> **Your objective**: Report the number of lines that include "大败西班牙军队", with no additional text.

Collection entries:
▼

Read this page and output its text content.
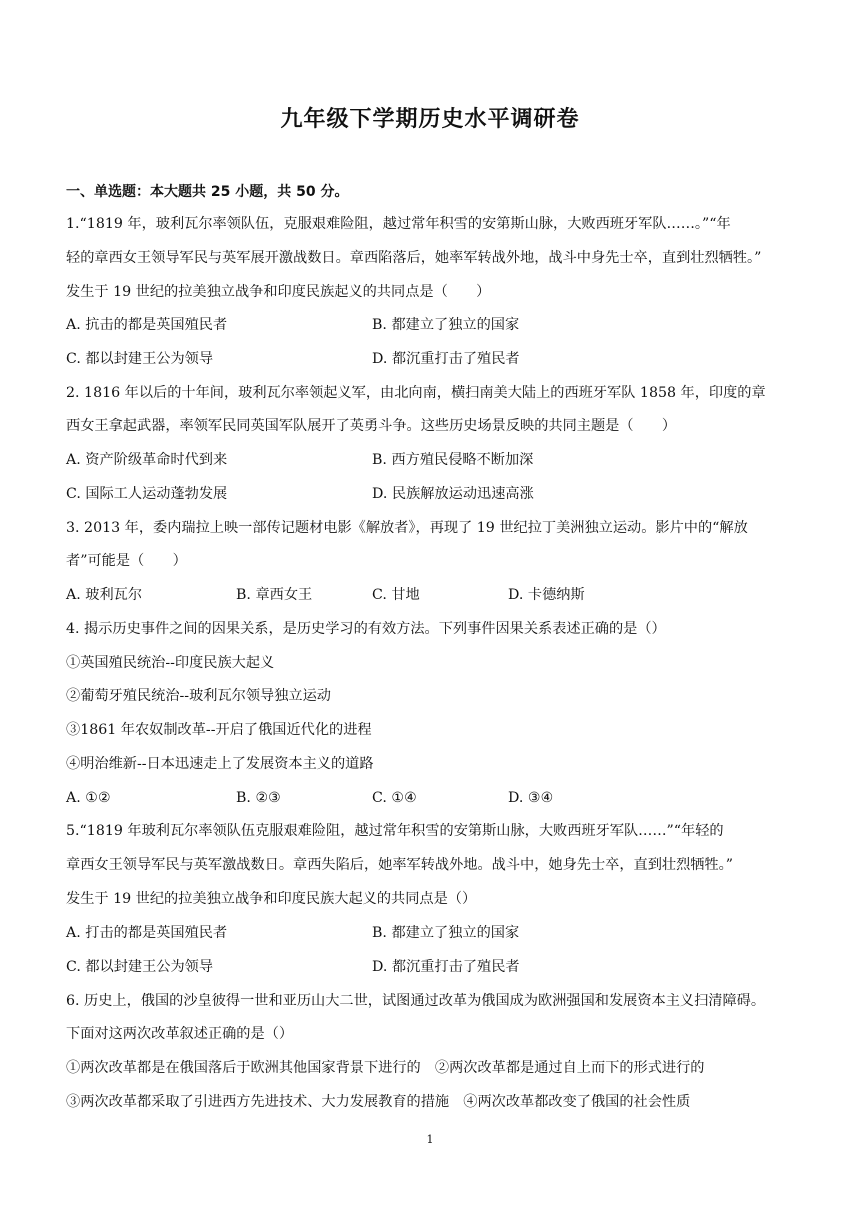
九年级下学期历史水平调研卷
一、单选题：本大题共 25 小题，共 50 分。
1.“1819 年，玻利瓦尔率领队伍，克服艰难险阻，越过常年积雪的安第斯山脉，大败西班牙军队……。”“年
轻的章西女王领导军民与英军展开激战数日。章西陷落后，她率军转战外地，战斗中身先士卒，直到壮烈牺牲。”
发生于 19 世纪的拉美独立战争和印度民族起义的共同点是（　　）
A. 抗击的都是英国殖民者	B. 都建立了独立的国家
C. 都以封建王公为领导	D. 都沉重打击了殖民者
2. 1816 年以后的十年间，玻利瓦尔率领起义军，由北向南，横扫南美大陆上的西班牙军队 1858 年，印度的章
西女王拿起武器，率领军民同英国军队展开了英勇斗争。这些历史场景反映的共同主题是（　　）
A. 资产阶级革命时代到来	B. 西方殖民侵略不断加深
C. 国际工人运动蓬勃发展	D. 民族解放运动迅速高涨
3. 2013 年，委内瑞拉上映一部传记题材电影《解放者》，再现了 19 世纪拉丁美洲独立运动。影片中的“解放
者”可能是（　　）
A. 玻利瓦尔	B. 章西女王	C. 甘地	D. 卡德纳斯
4. 揭示历史事件之间的因果关系，是历史学习的有效方法。下列事件因果关系表述正确的是（）
①英国殖民统治--印度民族大起义
②葡萄牙殖民统治--玻利瓦尔领导独立运动
③1861 年农奴制改革--开启了俄国近代化的进程
④明治维新--日本迅速走上了发展资本主义的道路
A. ①②	B. ②③	C. ①④	D. ③④
5.“1819 年玻利瓦尔率领队伍克服艰难险阻，越过常年积雪的安第斯山脉，大败西班牙军队……”“年轻的
章西女王领导军民与英军激战数日。章西失陷后，她率军转战外地。战斗中，她身先士卒，直到壮烈牺牲。”
发生于 19 世纪的拉美独立战争和印度民族大起义的共同点是（）
A. 打击的都是英国殖民者	B. 都建立了独立的国家
C. 都以封建王公为领导	D. 都沉重打击了殖民者
6. 历史上，俄国的沙皇彼得一世和亚历山大二世，试图通过改革为俄国成为欧洲强国和发展资本主义扫清障碍。
下面对这两次改革叙述正确的是（）
①两次改革都是在俄国落后于欧洲其他国家背景下进行的　②两次改革都是通过自上而下的形式进行的
③两次改革都采取了引进西方先进技术、大力发展教育的措施　④两次改革都改变了俄国的社会性质
1
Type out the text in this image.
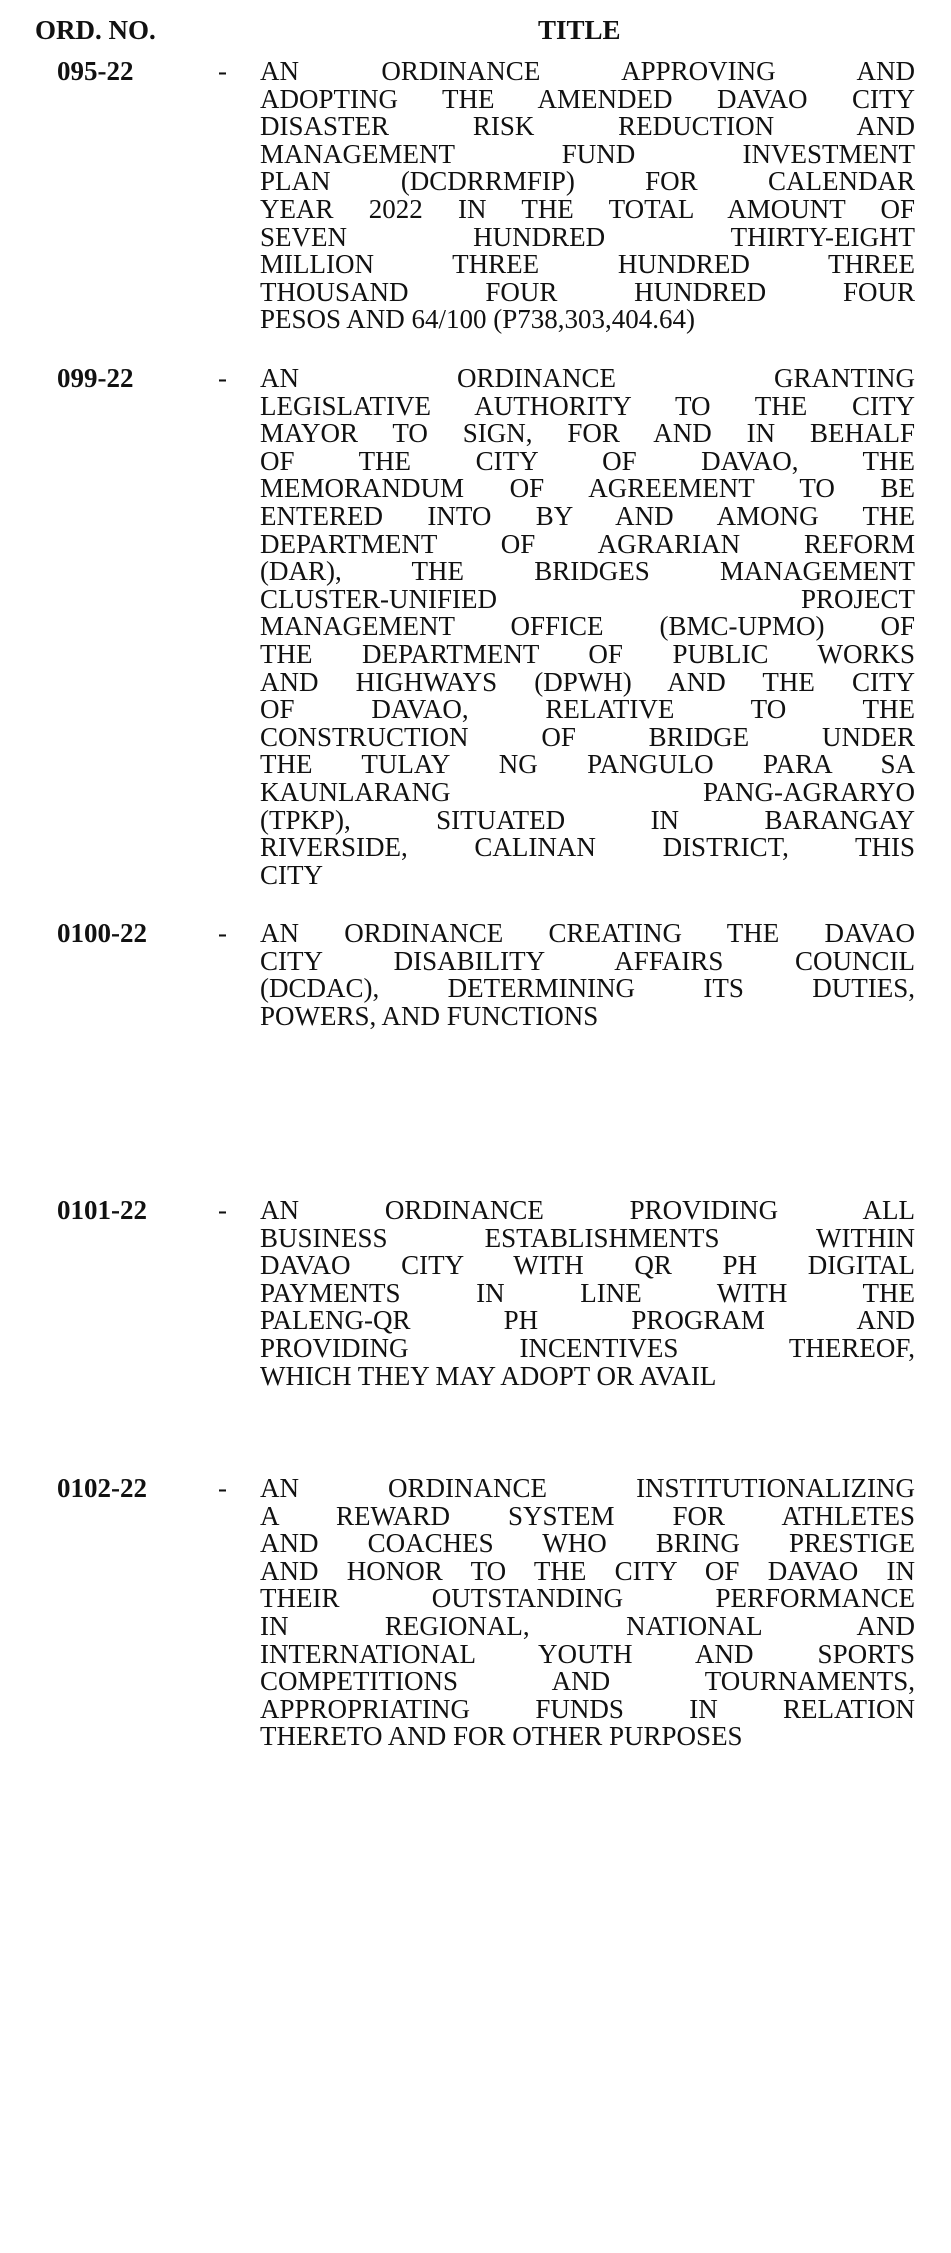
ORD. NO.	TITLE
095-22	- AN ORDINANCE APPROVING AND
ADOPTING THE AMENDED DAVAO CITY
DISASTER RISK REDUCTION AND
MANAGEMENT FUND INVESTMENT
PLAN (DCDRRMFIP) FOR CALENDAR
YEAR 2022 IN THE TOTAL AMOUNT OF
SEVEN HUNDRED THIRTY-EIGHT
MILLION THREE HUNDRED THREE
THOUSAND FOUR HUNDRED FOUR
PESOS AND 64/100 (P738,303,404.64)
099-22	- AN ORDINANCE GRANTING
LEGISLATIVE AUTHORITY TO THE CITY
MAYOR TO SIGN, FOR AND IN BEHALF
OF THE CITY OF DAVAO, THE
MEMORANDUM OF AGREEMENT TO BE
ENTERED INTO BY AND AMONG THE
DEPARTMENT OF AGRARIAN REFORM
(DAR), THE BRIDGES MANAGEMENT
CLUSTER-UNIFIED PROJECT
MANAGEMENT OFFICE (BMC-UPMO) OF
THE DEPARTMENT OF PUBLIC WORKS
AND HIGHWAYS (DPWH) AND THE CITY
OF DAVAO, RELATIVE TO THE
CONSTRUCTION OF BRIDGE UNDER
THE TULAY NG PANGULO PARA SA
KAUNLARANG PANG-AGRARYO
(TPKP), SITUATED IN BARANGAY
RIVERSIDE, CALINAN DISTRICT, THIS
CITY
0100-22	- AN ORDINANCE CREATING THE DAVAO
CITY DISABILITY AFFAIRS COUNCIL
(DCDAC), DETERMINING ITS DUTIES,
POWERS, AND FUNCTIONS
0101-22	- AN ORDINANCE PROVIDING ALL
BUSINESS ESTABLISHMENTS WITHIN
DAVAO CITY WITH QR PH DIGITAL
PAYMENTS IN LINE WITH THE
PALENG-QR PH PROGRAM AND
PROVIDING INCENTIVES THEREOF,
WHICH THEY MAY ADOPT OR AVAIL
0102-22	- AN ORDINANCE INSTITUTIONALIZING
A REWARD SYSTEM FOR ATHLETES
AND COACHES WHO BRING PRESTIGE
AND HONOR TO THE CITY OF DAVAO IN
THEIR OUTSTANDING PERFORMANCE
IN REGIONAL, NATIONAL AND
INTERNATIONAL YOUTH AND SPORTS
COMPETITIONS AND TOURNAMENTS,
APPROPRIATING FUNDS IN RELATION
THERETO AND FOR OTHER PURPOSES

▲

> **Answer in full**: 2